WORKING DATA:
════════════════════

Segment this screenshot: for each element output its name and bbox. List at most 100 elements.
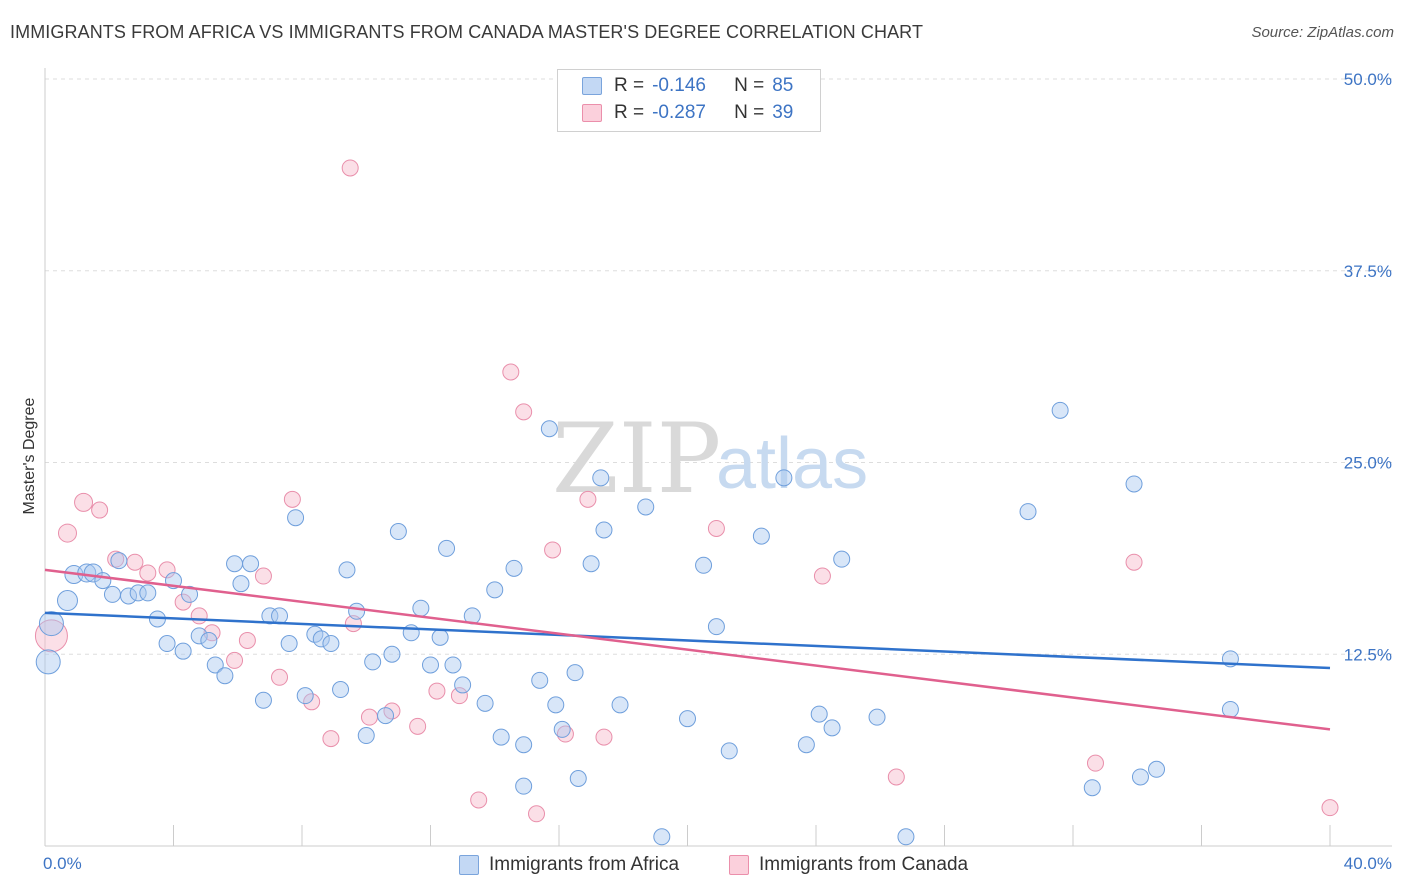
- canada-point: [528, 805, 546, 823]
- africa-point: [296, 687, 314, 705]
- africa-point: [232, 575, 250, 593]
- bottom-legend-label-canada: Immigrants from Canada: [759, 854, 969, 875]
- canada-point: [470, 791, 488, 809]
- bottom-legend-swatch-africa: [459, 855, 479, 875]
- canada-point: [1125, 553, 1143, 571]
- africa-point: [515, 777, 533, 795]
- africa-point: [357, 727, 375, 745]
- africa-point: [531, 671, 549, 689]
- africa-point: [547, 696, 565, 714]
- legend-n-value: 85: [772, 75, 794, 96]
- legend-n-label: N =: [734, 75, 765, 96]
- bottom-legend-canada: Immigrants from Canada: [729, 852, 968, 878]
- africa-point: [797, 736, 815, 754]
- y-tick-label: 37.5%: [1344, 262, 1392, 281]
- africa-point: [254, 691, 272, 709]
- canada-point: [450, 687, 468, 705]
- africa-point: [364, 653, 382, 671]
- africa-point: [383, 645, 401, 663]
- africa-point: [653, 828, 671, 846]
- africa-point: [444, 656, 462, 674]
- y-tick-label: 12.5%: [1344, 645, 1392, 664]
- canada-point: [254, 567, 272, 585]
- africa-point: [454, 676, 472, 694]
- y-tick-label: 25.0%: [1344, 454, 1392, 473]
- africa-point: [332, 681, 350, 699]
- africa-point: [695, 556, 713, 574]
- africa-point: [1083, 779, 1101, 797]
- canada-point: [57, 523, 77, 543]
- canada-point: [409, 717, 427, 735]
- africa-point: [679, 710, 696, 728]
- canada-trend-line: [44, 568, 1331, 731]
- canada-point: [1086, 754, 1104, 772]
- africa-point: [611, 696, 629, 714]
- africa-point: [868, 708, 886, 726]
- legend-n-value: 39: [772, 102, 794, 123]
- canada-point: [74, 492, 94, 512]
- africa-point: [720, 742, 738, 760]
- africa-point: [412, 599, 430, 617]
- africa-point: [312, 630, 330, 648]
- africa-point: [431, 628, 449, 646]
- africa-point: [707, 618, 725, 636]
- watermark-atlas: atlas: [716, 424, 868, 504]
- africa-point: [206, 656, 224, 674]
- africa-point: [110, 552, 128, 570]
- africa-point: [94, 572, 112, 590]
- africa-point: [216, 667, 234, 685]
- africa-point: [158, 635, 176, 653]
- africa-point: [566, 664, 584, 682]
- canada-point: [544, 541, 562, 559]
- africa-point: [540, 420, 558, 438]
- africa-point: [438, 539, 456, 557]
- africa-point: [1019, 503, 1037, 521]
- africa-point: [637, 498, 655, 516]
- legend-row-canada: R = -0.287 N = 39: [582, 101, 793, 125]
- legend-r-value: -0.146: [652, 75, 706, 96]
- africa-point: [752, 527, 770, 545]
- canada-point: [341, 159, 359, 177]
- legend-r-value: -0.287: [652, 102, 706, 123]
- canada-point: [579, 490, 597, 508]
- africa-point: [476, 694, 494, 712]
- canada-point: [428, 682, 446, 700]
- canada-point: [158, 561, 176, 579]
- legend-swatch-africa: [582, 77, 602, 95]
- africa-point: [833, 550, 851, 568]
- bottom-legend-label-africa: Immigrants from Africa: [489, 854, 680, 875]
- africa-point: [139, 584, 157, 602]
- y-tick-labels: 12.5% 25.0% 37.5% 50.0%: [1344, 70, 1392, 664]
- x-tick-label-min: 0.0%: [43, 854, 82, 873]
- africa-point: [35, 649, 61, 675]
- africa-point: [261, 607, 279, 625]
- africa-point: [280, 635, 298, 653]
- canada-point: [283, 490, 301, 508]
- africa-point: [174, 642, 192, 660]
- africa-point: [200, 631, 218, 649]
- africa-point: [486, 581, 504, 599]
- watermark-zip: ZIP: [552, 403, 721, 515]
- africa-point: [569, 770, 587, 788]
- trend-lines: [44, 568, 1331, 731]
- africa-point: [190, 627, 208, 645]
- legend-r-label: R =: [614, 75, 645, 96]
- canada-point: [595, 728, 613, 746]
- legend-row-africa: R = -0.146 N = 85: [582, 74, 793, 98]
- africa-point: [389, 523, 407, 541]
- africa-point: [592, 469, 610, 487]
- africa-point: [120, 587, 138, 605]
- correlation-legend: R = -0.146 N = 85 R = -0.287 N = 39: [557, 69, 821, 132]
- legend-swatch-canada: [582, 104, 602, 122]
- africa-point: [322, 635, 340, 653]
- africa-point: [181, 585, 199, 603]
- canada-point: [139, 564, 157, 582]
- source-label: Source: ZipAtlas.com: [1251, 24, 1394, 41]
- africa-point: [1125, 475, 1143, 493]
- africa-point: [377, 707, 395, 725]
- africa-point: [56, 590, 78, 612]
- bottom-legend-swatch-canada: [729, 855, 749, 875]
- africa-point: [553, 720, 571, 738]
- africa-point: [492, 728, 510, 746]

════════════════════

WHAT IS BEING ASKED:
Update the material above by replacing every "canada-point" with "canada-marker" and changing nothing else. Leave the pictures out.

RESULT FOR THIS EXERCISE:
Segment this screenshot: for each element output its name and bbox. List at most 100 elements.
- canada-marker: [528, 805, 546, 823]
- africa-point: [296, 687, 314, 705]
- africa-point: [232, 575, 250, 593]
- bottom-legend-label-canada: Immigrants from Canada: [759, 854, 969, 875]
- canada-marker: [470, 791, 488, 809]
- bottom-legend-swatch-africa: [459, 855, 479, 875]
- canada-marker: [1125, 553, 1143, 571]
- africa-point: [515, 777, 533, 795]
- africa-point: [357, 727, 375, 745]
- africa-point: [531, 671, 549, 689]
- africa-point: [547, 696, 565, 714]
- legend-n-value: 85: [772, 75, 794, 96]
- legend-n-label: N =: [734, 75, 765, 96]
- bottom-legend-canada: Immigrants from Canada: [729, 852, 968, 878]
- africa-point: [797, 736, 815, 754]
- y-tick-label: 37.5%: [1344, 262, 1392, 281]
- africa-point: [254, 691, 272, 709]
- canada-marker: [450, 687, 468, 705]
- africa-point: [364, 653, 382, 671]
- africa-point: [383, 645, 401, 663]
- africa-point: [653, 828, 671, 846]
- africa-point: [444, 656, 462, 674]
- y-tick-label: 12.5%: [1344, 645, 1392, 664]
- canada-marker: [254, 567, 272, 585]
- africa-point: [454, 676, 472, 694]
- y-tick-label: 25.0%: [1344, 454, 1392, 473]
- africa-point: [332, 681, 350, 699]
- africa-point: [695, 556, 713, 574]
- africa-point: [1083, 779, 1101, 797]
- canada-marker: [57, 523, 77, 543]
- canada-marker: [409, 717, 427, 735]
- africa-point: [679, 710, 696, 728]
- canada-trend-line: [44, 568, 1331, 731]
- canada-marker: [1086, 754, 1104, 772]
- africa-point: [611, 696, 629, 714]
- africa-point: [868, 708, 886, 726]
- legend-n-value: 39: [772, 102, 794, 123]
- canada-marker: [74, 492, 94, 512]
- africa-point: [720, 742, 738, 760]
- africa-point: [412, 599, 430, 617]
- africa-point: [312, 630, 330, 648]
- africa-point: [431, 628, 449, 646]
- africa-point: [707, 618, 725, 636]
- watermark-atlas: atlas: [716, 424, 868, 504]
- africa-point: [206, 656, 224, 674]
- africa-point: [110, 552, 128, 570]
- africa-point: [94, 572, 112, 590]
- africa-point: [216, 667, 234, 685]
- africa-point: [158, 635, 176, 653]
- africa-point: [566, 664, 584, 682]
- canada-marker: [544, 541, 562, 559]
- africa-point: [540, 420, 558, 438]
- africa-point: [438, 539, 456, 557]
- africa-point: [1019, 503, 1037, 521]
- africa-point: [637, 498, 655, 516]
- legend-row-canada: R = -0.287 N = 39: [582, 101, 793, 125]
- legend-r-value: -0.146: [652, 75, 706, 96]
- africa-point: [752, 527, 770, 545]
- canada-marker: [341, 159, 359, 177]
- legend-r-value: -0.287: [652, 102, 706, 123]
- canada-marker: [579, 490, 597, 508]
- africa-point: [476, 694, 494, 712]
- canada-marker: [428, 682, 446, 700]
- canada-marker: [158, 561, 176, 579]
- legend-swatch-africa: [582, 77, 602, 95]
- africa-point: [833, 550, 851, 568]
- bottom-legend-label-africa: Immigrants from Africa: [489, 854, 680, 875]
- africa-point: [139, 584, 157, 602]
- y-tick-labels: 12.5% 25.0% 37.5% 50.0%: [1344, 70, 1392, 664]
- x-tick-label-min: 0.0%: [43, 854, 82, 873]
- africa-point: [35, 649, 61, 675]
- africa-point: [261, 607, 279, 625]
- africa-point: [280, 635, 298, 653]
- canada-marker: [283, 490, 301, 508]
- africa-point: [174, 642, 192, 660]
- africa-point: [200, 631, 218, 649]
- africa-point: [486, 581, 504, 599]
- watermark-zip: ZIP: [552, 403, 721, 515]
- africa-point: [569, 770, 587, 788]
- trend-lines: [44, 568, 1331, 731]
- africa-point: [190, 627, 208, 645]
- legend-r-label: R =: [614, 75, 645, 96]
- canada-marker: [595, 728, 613, 746]
- legend-row-africa: R = -0.146 N = 85: [582, 74, 793, 98]
- africa-point: [389, 523, 407, 541]
- africa-point: [592, 469, 610, 487]
- africa-point: [120, 587, 138, 605]
- correlation-legend: R = -0.146 N = 85 R = -0.287 N = 39: [557, 69, 821, 132]
- legend-swatch-canada: [582, 104, 602, 122]
- africa-point: [322, 635, 340, 653]
- africa-point: [181, 585, 199, 603]
- canada-marker: [139, 564, 157, 582]
- source-label: Source: ZipAtlas.com: [1251, 24, 1394, 41]
- africa-point: [1125, 475, 1143, 493]
- africa-point: [377, 707, 395, 725]
- africa-point: [56, 590, 78, 612]
- bottom-legend-swatch-canada: [729, 855, 749, 875]
- africa-point: [553, 720, 571, 738]
- africa-point: [492, 728, 510, 746]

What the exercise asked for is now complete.